Lines that contain the string "name" are to be copied; leave out all others.

>>>

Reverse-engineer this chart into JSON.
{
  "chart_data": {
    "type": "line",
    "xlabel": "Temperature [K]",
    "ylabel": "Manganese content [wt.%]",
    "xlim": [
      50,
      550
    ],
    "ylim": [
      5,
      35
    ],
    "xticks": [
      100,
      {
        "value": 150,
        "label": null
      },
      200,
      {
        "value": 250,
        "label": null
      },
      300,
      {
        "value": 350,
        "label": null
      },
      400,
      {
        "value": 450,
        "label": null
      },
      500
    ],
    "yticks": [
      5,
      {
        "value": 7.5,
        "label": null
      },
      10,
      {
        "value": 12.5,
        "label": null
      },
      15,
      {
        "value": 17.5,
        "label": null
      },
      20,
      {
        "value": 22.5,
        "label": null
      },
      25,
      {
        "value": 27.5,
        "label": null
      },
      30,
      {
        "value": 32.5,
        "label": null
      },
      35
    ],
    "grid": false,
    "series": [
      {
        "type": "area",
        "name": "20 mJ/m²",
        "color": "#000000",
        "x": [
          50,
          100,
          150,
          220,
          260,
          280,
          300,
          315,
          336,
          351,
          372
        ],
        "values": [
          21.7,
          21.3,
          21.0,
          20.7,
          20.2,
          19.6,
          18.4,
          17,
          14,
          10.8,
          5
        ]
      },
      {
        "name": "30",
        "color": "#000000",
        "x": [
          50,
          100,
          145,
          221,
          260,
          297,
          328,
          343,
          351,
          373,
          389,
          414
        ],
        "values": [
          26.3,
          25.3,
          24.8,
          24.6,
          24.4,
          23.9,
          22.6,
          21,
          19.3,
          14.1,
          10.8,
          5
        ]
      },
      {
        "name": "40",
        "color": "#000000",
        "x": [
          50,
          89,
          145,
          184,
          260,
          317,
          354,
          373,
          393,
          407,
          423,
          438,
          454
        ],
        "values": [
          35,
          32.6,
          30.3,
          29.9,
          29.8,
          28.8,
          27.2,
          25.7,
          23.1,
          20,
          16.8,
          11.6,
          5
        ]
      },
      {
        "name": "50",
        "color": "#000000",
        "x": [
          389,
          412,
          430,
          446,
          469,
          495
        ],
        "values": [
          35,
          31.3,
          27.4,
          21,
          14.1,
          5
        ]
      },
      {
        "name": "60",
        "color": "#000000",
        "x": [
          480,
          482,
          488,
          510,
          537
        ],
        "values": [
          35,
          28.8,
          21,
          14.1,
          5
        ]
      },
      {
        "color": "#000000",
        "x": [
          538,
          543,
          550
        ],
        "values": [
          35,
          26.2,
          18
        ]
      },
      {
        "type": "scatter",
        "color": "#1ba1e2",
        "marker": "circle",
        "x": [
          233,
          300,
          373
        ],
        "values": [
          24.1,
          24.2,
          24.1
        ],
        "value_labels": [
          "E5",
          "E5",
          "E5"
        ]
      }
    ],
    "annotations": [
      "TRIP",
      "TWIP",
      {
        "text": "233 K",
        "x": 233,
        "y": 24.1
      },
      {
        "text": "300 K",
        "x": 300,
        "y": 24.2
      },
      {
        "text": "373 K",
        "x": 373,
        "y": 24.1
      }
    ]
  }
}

<<<

The reply ▸
        "name": "20 mJ/m²",
        "name": "30",
        "name": "40",
        "name": "50",
        "name": "60",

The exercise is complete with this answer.